WORK TO DO:
Write the material out again exactly as it stands.

STORED ROWS:
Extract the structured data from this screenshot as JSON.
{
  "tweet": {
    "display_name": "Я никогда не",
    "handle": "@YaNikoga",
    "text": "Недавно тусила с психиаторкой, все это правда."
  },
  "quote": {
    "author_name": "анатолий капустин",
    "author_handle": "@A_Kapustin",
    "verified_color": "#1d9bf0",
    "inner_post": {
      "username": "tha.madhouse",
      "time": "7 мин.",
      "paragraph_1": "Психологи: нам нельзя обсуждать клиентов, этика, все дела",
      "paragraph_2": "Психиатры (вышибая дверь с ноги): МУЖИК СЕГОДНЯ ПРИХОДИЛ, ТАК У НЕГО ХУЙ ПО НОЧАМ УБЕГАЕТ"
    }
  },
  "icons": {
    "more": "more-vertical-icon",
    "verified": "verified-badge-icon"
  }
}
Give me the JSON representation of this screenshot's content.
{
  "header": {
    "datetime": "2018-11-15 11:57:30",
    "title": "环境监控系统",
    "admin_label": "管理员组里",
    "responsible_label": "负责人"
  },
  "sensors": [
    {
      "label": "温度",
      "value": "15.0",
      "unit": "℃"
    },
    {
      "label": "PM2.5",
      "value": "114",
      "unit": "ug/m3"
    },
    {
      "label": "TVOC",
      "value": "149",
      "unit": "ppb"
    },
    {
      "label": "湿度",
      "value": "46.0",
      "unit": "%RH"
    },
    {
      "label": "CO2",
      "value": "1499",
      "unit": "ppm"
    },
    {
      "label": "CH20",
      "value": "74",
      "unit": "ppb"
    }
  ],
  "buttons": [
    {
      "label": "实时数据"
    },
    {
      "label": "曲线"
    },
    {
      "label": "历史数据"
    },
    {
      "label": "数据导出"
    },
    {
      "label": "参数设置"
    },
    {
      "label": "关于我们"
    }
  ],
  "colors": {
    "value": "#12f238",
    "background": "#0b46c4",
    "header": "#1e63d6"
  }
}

ANSWER TO THIS TASK:
Extract the structured data from this screenshot as JSON.
{
  "tweet": {
    "display_name": "Я никогда не",
    "handle": "@YaNikoga",
    "text": "Недавно тусила с психиаторкой, все это правда."
  },
  "quote": {
    "author_name": "анатолий капустин",
    "author_handle": "@A_Kapustin",
    "verified_color": "#1d9bf0",
    "inner_post": {
      "username": "tha.madhouse",
      "time": "7 мин.",
      "paragraph_1": "Психологи: нам нельзя обсуждать клиентов, этика, все дела",
      "paragraph_2": "Психиатры (вышибая дверь с ноги): МУЖИК СЕГОДНЯ ПРИХОДИЛ, ТАК У НЕГО ХУЙ ПО НОЧАМ УБЕГАЕТ"
    }
  },
  "icons": {
    "more": "more-vertical-icon",
    "verified": "verified-badge-icon"
  }
}
Give me the JSON representation of this screenshot's content.
{
  "header": {
    "datetime": "2018-11-15 11:57:30",
    "title": "环境监控系统",
    "admin_label": "管理员组里",
    "responsible_label": "负责人"
  },
  "sensors": [
    {
      "label": "温度",
      "value": "15.0",
      "unit": "℃"
    },
    {
      "label": "PM2.5",
      "value": "114",
      "unit": "ug/m3"
    },
    {
      "label": "TVOC",
      "value": "149",
      "unit": "ppb"
    },
    {
      "label": "湿度",
      "value": "46.0",
      "unit": "%RH"
    },
    {
      "label": "CO2",
      "value": "1499",
      "unit": "ppm"
    },
    {
      "label": "CH20",
      "value": "74",
      "unit": "ppb"
    }
  ],
  "buttons": [
    {
      "label": "实时数据"
    },
    {
      "label": "曲线"
    },
    {
      "label": "历史数据"
    },
    {
      "label": "数据导出"
    },
    {
      "label": "参数设置"
    },
    {
      "label": "关于我们"
    }
  ],
  "colors": {
    "value": "#12f238",
    "background": "#0b46c4",
    "header": "#1e63d6"
  }
}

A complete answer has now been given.